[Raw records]
+++++

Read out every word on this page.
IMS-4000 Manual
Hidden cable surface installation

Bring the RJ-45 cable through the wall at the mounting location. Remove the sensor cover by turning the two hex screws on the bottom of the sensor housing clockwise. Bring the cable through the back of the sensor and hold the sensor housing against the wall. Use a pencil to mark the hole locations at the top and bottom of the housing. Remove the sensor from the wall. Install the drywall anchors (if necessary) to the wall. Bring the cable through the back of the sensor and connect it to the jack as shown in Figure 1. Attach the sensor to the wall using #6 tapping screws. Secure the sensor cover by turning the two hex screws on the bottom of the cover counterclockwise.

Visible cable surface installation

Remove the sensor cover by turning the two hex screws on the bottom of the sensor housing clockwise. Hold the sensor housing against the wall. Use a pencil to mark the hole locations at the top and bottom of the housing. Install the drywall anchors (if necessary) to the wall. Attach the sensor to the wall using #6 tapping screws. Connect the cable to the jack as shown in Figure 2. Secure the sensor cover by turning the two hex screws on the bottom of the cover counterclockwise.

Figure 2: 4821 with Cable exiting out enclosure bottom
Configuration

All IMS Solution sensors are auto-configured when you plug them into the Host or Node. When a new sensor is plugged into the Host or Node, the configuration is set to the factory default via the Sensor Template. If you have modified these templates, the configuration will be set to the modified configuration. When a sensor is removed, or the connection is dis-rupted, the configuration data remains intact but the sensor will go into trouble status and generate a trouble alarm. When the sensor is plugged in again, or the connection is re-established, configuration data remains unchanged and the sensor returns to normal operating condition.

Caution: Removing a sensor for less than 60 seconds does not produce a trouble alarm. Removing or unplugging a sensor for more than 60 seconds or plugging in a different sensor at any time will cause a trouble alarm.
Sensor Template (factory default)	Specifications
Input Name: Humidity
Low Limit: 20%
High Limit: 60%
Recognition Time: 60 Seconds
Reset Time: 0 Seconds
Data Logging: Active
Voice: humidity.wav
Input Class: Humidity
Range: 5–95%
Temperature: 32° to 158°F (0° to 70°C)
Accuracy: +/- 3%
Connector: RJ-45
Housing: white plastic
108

+++++

[TASK PROMPT] Find "Input". Copy every line it occurs in.

[WRITTEN SOLUTION]
Input Name: Humidity
Input Class: Humidity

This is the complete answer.